Write out each record below exactly as it appears, with no pictures.

+--

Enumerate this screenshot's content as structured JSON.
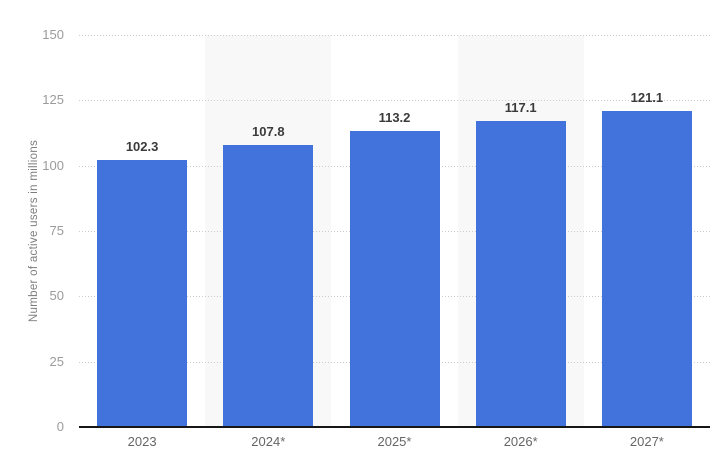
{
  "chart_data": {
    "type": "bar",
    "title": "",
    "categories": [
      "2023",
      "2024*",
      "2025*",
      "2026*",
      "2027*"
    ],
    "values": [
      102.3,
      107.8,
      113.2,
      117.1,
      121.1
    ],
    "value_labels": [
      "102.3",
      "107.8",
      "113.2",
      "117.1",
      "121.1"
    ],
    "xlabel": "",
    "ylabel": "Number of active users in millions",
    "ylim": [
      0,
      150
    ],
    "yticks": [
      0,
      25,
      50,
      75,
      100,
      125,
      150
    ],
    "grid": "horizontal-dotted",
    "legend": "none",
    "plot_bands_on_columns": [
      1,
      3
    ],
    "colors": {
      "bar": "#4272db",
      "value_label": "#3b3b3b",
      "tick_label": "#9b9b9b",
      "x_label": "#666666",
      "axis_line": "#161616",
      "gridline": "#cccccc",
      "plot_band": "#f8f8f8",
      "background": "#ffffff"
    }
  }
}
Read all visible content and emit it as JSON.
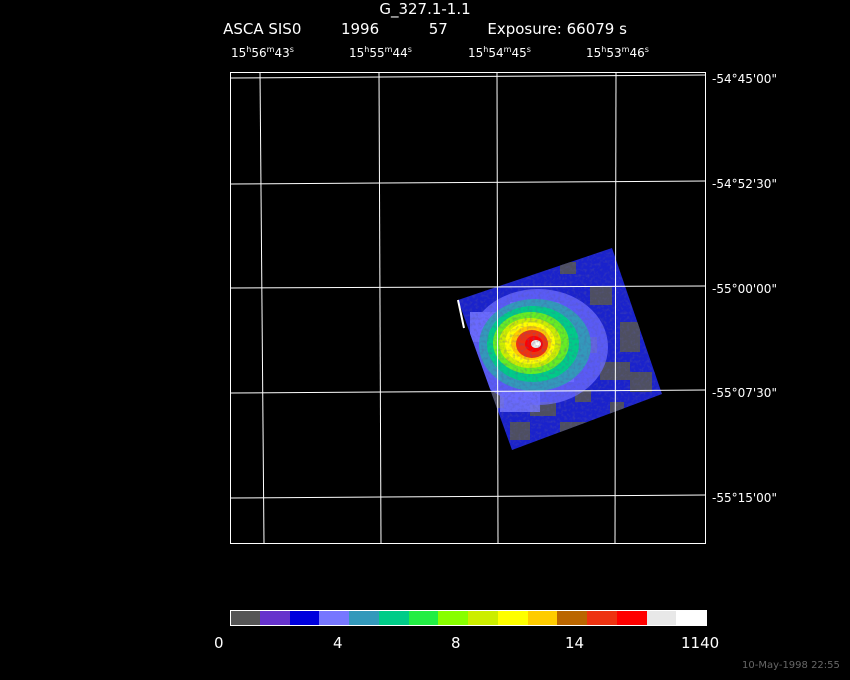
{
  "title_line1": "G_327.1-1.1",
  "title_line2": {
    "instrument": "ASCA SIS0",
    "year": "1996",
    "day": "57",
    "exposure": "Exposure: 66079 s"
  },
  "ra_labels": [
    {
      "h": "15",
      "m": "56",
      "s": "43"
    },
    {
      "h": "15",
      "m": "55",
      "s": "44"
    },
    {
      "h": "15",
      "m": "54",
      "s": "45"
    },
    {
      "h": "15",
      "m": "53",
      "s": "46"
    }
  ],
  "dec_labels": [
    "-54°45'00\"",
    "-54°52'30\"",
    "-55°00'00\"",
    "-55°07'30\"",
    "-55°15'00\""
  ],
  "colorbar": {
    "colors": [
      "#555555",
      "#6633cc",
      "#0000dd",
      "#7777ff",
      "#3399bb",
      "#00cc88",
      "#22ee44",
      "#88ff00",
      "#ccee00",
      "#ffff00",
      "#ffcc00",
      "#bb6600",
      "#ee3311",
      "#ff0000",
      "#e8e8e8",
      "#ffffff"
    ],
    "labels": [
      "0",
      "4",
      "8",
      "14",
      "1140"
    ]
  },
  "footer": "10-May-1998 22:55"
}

+--

### EXERCISE SOLUTION
Enumerate this screenshot's content as structured JSON.
{
  "chart_data": {
    "type": "bar",
    "title": "",
    "categories": [
      "2023",
      "2024*",
      "2025*",
      "2026*",
      "2027*"
    ],
    "values": [
      102.3,
      107.8,
      113.2,
      117.1,
      121.1
    ],
    "value_labels": [
      "102.3",
      "107.8",
      "113.2",
      "117.1",
      "121.1"
    ],
    "xlabel": "",
    "ylabel": "Number of active users in millions",
    "ylim": [
      0,
      150
    ],
    "yticks": [
      0,
      25,
      50,
      75,
      100,
      125,
      150
    ],
    "grid": "horizontal-dotted",
    "legend": "none",
    "plot_bands_on_columns": [
      1,
      3
    ],
    "colors": {
      "bar": "#4272db",
      "value_label": "#3b3b3b",
      "tick_label": "#9b9b9b",
      "x_label": "#666666",
      "axis_line": "#161616",
      "gridline": "#cccccc",
      "plot_band": "#f8f8f8",
      "background": "#ffffff"
    }
  }
}
Read all visible content and emit it as JSON.
{
  "title_line1": "G_327.1-1.1",
  "title_line2": {
    "instrument": "ASCA SIS0",
    "year": "1996",
    "day": "57",
    "exposure": "Exposure: 66079 s"
  },
  "ra_labels": [
    {
      "h": "15",
      "m": "56",
      "s": "43"
    },
    {
      "h": "15",
      "m": "55",
      "s": "44"
    },
    {
      "h": "15",
      "m": "54",
      "s": "45"
    },
    {
      "h": "15",
      "m": "53",
      "s": "46"
    }
  ],
  "dec_labels": [
    "-54°45'00\"",
    "-54°52'30\"",
    "-55°00'00\"",
    "-55°07'30\"",
    "-55°15'00\""
  ],
  "colorbar": {
    "colors": [
      "#555555",
      "#6633cc",
      "#0000dd",
      "#7777ff",
      "#3399bb",
      "#00cc88",
      "#22ee44",
      "#88ff00",
      "#ccee00",
      "#ffff00",
      "#ffcc00",
      "#bb6600",
      "#ee3311",
      "#ff0000",
      "#e8e8e8",
      "#ffffff"
    ],
    "labels": [
      "0",
      "4",
      "8",
      "14",
      "1140"
    ]
  },
  "footer": "10-May-1998 22:55"
}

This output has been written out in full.